● SHORT PROBLEM: All material below is to be reproduced exactly.

● TASK INPUT:
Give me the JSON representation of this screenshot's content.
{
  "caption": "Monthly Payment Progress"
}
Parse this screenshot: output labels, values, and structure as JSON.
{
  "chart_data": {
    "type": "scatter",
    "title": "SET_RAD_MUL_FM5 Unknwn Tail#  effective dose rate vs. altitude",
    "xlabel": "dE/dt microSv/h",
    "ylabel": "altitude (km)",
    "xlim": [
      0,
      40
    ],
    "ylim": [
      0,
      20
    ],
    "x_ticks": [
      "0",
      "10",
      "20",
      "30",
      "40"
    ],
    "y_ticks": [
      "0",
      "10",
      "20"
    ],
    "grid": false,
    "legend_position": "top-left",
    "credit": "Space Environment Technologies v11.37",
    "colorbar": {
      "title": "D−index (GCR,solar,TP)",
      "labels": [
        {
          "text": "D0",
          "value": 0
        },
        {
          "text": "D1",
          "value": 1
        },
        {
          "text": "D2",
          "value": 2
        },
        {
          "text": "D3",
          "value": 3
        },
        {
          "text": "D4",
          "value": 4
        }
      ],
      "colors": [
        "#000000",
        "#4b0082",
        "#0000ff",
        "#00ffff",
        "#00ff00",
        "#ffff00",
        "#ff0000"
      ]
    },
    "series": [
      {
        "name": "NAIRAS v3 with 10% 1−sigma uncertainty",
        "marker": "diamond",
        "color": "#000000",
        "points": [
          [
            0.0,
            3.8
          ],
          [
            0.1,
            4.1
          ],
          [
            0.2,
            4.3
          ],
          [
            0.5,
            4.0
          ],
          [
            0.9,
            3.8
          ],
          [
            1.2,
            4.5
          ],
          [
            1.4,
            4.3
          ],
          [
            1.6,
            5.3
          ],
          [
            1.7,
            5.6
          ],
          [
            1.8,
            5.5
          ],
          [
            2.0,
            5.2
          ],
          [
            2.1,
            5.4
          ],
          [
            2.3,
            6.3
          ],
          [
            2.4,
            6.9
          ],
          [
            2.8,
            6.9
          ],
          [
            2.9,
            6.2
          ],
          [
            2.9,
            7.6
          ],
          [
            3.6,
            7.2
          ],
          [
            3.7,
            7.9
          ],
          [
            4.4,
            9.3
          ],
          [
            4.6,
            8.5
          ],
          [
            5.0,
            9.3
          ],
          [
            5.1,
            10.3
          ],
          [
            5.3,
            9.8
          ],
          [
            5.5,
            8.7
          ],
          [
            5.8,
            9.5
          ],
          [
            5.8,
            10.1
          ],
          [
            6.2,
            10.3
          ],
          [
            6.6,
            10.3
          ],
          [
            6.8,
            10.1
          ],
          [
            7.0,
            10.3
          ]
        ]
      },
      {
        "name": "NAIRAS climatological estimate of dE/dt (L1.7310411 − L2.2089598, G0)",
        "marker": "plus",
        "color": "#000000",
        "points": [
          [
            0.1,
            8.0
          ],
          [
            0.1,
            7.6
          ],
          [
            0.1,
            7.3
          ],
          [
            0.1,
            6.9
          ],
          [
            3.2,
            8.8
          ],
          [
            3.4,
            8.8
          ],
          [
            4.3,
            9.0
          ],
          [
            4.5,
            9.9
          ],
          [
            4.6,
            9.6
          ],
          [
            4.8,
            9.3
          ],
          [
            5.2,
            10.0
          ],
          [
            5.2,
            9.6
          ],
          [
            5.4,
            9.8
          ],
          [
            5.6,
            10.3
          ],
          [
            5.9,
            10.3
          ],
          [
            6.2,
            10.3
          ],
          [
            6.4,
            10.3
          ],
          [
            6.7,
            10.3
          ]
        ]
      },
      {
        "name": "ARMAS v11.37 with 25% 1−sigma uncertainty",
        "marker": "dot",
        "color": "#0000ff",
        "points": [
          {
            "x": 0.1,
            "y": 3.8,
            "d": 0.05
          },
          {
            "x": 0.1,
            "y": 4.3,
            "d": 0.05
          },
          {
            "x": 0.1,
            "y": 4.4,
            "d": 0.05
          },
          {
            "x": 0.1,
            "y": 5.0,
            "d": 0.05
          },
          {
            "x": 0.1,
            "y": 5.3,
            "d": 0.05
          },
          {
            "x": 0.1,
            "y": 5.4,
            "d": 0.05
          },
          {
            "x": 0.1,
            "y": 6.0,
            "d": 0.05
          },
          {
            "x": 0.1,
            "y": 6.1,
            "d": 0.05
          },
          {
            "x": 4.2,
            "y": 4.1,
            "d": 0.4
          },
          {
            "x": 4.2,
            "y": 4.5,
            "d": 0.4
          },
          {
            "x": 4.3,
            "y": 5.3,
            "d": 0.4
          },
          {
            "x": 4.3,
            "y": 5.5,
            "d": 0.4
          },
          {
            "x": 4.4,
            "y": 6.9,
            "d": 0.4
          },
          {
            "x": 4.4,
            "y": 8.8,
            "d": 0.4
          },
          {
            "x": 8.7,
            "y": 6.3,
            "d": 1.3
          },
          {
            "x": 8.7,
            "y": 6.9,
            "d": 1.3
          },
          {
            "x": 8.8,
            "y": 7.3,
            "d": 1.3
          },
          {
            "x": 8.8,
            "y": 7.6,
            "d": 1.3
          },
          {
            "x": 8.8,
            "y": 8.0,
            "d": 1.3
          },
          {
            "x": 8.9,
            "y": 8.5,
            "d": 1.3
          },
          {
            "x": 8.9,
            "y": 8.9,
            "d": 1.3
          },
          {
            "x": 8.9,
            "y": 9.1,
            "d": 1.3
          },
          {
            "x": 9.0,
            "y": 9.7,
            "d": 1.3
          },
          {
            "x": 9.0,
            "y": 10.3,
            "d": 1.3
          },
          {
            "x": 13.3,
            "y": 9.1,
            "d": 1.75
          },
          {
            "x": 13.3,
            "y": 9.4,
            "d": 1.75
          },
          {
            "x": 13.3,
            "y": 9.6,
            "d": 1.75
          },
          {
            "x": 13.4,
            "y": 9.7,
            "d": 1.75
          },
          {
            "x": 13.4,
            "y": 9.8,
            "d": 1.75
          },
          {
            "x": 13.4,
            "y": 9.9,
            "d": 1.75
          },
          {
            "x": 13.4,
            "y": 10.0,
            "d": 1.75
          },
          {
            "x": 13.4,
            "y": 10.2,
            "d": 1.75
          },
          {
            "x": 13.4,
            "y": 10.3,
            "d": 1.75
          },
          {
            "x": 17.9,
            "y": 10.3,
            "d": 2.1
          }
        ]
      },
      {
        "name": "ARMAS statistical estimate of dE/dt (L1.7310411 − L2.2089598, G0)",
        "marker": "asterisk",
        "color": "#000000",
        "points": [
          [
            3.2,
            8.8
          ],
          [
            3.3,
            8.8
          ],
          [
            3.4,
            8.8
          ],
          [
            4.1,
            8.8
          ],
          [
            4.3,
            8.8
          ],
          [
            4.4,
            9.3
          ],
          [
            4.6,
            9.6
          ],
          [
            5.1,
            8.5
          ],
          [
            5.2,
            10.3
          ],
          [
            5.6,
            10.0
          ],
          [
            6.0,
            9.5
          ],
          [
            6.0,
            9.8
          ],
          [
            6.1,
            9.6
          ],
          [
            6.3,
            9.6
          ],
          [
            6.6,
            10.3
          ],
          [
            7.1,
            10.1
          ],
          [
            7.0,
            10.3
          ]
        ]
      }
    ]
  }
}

● RESPONSE TO THE TASK:
Give me the JSON representation of this screenshot's content.
{
  "caption": "Monthly Payment Progress"
}
Parse this screenshot: output labels, values, and structure as JSON.
{
  "chart_data": {
    "type": "scatter",
    "title": "SET_RAD_MUL_FM5 Unknwn Tail#  effective dose rate vs. altitude",
    "xlabel": "dE/dt microSv/h",
    "ylabel": "altitude (km)",
    "xlim": [
      0,
      40
    ],
    "ylim": [
      0,
      20
    ],
    "x_ticks": [
      "0",
      "10",
      "20",
      "30",
      "40"
    ],
    "y_ticks": [
      "0",
      "10",
      "20"
    ],
    "grid": false,
    "legend_position": "top-left",
    "credit": "Space Environment Technologies v11.37",
    "colorbar": {
      "title": "D−index (GCR,solar,TP)",
      "labels": [
        {
          "text": "D0",
          "value": 0
        },
        {
          "text": "D1",
          "value": 1
        },
        {
          "text": "D2",
          "value": 2
        },
        {
          "text": "D3",
          "value": 3
        },
        {
          "text": "D4",
          "value": 4
        }
      ],
      "colors": [
        "#000000",
        "#4b0082",
        "#0000ff",
        "#00ffff",
        "#00ff00",
        "#ffff00",
        "#ff0000"
      ]
    },
    "series": [
      {
        "name": "NAIRAS v3 with 10% 1−sigma uncertainty",
        "marker": "diamond",
        "color": "#000000",
        "points": [
          [
            0.0,
            3.8
          ],
          [
            0.1,
            4.1
          ],
          [
            0.2,
            4.3
          ],
          [
            0.5,
            4.0
          ],
          [
            0.9,
            3.8
          ],
          [
            1.2,
            4.5
          ],
          [
            1.4,
            4.3
          ],
          [
            1.6,
            5.3
          ],
          [
            1.7,
            5.6
          ],
          [
            1.8,
            5.5
          ],
          [
            2.0,
            5.2
          ],
          [
            2.1,
            5.4
          ],
          [
            2.3,
            6.3
          ],
          [
            2.4,
            6.9
          ],
          [
            2.8,
            6.9
          ],
          [
            2.9,
            6.2
          ],
          [
            2.9,
            7.6
          ],
          [
            3.6,
            7.2
          ],
          [
            3.7,
            7.9
          ],
          [
            4.4,
            9.3
          ],
          [
            4.6,
            8.5
          ],
          [
            5.0,
            9.3
          ],
          [
            5.1,
            10.3
          ],
          [
            5.3,
            9.8
          ],
          [
            5.5,
            8.7
          ],
          [
            5.8,
            9.5
          ],
          [
            5.8,
            10.1
          ],
          [
            6.2,
            10.3
          ],
          [
            6.6,
            10.3
          ],
          [
            6.8,
            10.1
          ],
          [
            7.0,
            10.3
          ]
        ]
      },
      {
        "name": "NAIRAS climatological estimate of dE/dt (L1.7310411 − L2.2089598, G0)",
        "marker": "plus",
        "color": "#000000",
        "points": [
          [
            0.1,
            8.0
          ],
          [
            0.1,
            7.6
          ],
          [
            0.1,
            7.3
          ],
          [
            0.1,
            6.9
          ],
          [
            3.2,
            8.8
          ],
          [
            3.4,
            8.8
          ],
          [
            4.3,
            9.0
          ],
          [
            4.5,
            9.9
          ],
          [
            4.6,
            9.6
          ],
          [
            4.8,
            9.3
          ],
          [
            5.2,
            10.0
          ],
          [
            5.2,
            9.6
          ],
          [
            5.4,
            9.8
          ],
          [
            5.6,
            10.3
          ],
          [
            5.9,
            10.3
          ],
          [
            6.2,
            10.3
          ],
          [
            6.4,
            10.3
          ],
          [
            6.7,
            10.3
          ]
        ]
      },
      {
        "name": "ARMAS v11.37 with 25% 1−sigma uncertainty",
        "marker": "dot",
        "color": "#0000ff",
        "points": [
          {
            "x": 0.1,
            "y": 3.8,
            "d": 0.05
          },
          {
            "x": 0.1,
            "y": 4.3,
            "d": 0.05
          },
          {
            "x": 0.1,
            "y": 4.4,
            "d": 0.05
          },
          {
            "x": 0.1,
            "y": 5.0,
            "d": 0.05
          },
          {
            "x": 0.1,
            "y": 5.3,
            "d": 0.05
          },
          {
            "x": 0.1,
            "y": 5.4,
            "d": 0.05
          },
          {
            "x": 0.1,
            "y": 6.0,
            "d": 0.05
          },
          {
            "x": 0.1,
            "y": 6.1,
            "d": 0.05
          },
          {
            "x": 4.2,
            "y": 4.1,
            "d": 0.4
          },
          {
            "x": 4.2,
            "y": 4.5,
            "d": 0.4
          },
          {
            "x": 4.3,
            "y": 5.3,
            "d": 0.4
          },
          {
            "x": 4.3,
            "y": 5.5,
            "d": 0.4
          },
          {
            "x": 4.4,
            "y": 6.9,
            "d": 0.4
          },
          {
            "x": 4.4,
            "y": 8.8,
            "d": 0.4
          },
          {
            "x": 8.7,
            "y": 6.3,
            "d": 1.3
          },
          {
            "x": 8.7,
            "y": 6.9,
            "d": 1.3
          },
          {
            "x": 8.8,
            "y": 7.3,
            "d": 1.3
          },
          {
            "x": 8.8,
            "y": 7.6,
            "d": 1.3
          },
          {
            "x": 8.8,
            "y": 8.0,
            "d": 1.3
          },
          {
            "x": 8.9,
            "y": 8.5,
            "d": 1.3
          },
          {
            "x": 8.9,
            "y": 8.9,
            "d": 1.3
          },
          {
            "x": 8.9,
            "y": 9.1,
            "d": 1.3
          },
          {
            "x": 9.0,
            "y": 9.7,
            "d": 1.3
          },
          {
            "x": 9.0,
            "y": 10.3,
            "d": 1.3
          },
          {
            "x": 13.3,
            "y": 9.1,
            "d": 1.75
          },
          {
            "x": 13.3,
            "y": 9.4,
            "d": 1.75
          },
          {
            "x": 13.3,
            "y": 9.6,
            "d": 1.75
          },
          {
            "x": 13.4,
            "y": 9.7,
            "d": 1.75
          },
          {
            "x": 13.4,
            "y": 9.8,
            "d": 1.75
          },
          {
            "x": 13.4,
            "y": 9.9,
            "d": 1.75
          },
          {
            "x": 13.4,
            "y": 10.0,
            "d": 1.75
          },
          {
            "x": 13.4,
            "y": 10.2,
            "d": 1.75
          },
          {
            "x": 13.4,
            "y": 10.3,
            "d": 1.75
          },
          {
            "x": 17.9,
            "y": 10.3,
            "d": 2.1
          }
        ]
      },
      {
        "name": "ARMAS statistical estimate of dE/dt (L1.7310411 − L2.2089598, G0)",
        "marker": "asterisk",
        "color": "#000000",
        "points": [
          [
            3.2,
            8.8
          ],
          [
            3.3,
            8.8
          ],
          [
            3.4,
            8.8
          ],
          [
            4.1,
            8.8
          ],
          [
            4.3,
            8.8
          ],
          [
            4.4,
            9.3
          ],
          [
            4.6,
            9.6
          ],
          [
            5.1,
            8.5
          ],
          [
            5.2,
            10.3
          ],
          [
            5.6,
            10.0
          ],
          [
            6.0,
            9.5
          ],
          [
            6.0,
            9.8
          ],
          [
            6.1,
            9.6
          ],
          [
            6.3,
            9.6
          ],
          [
            6.6,
            10.3
          ],
          [
            7.1,
            10.1
          ],
          [
            7.0,
            10.3
          ]
        ]
      }
    ]
  }
}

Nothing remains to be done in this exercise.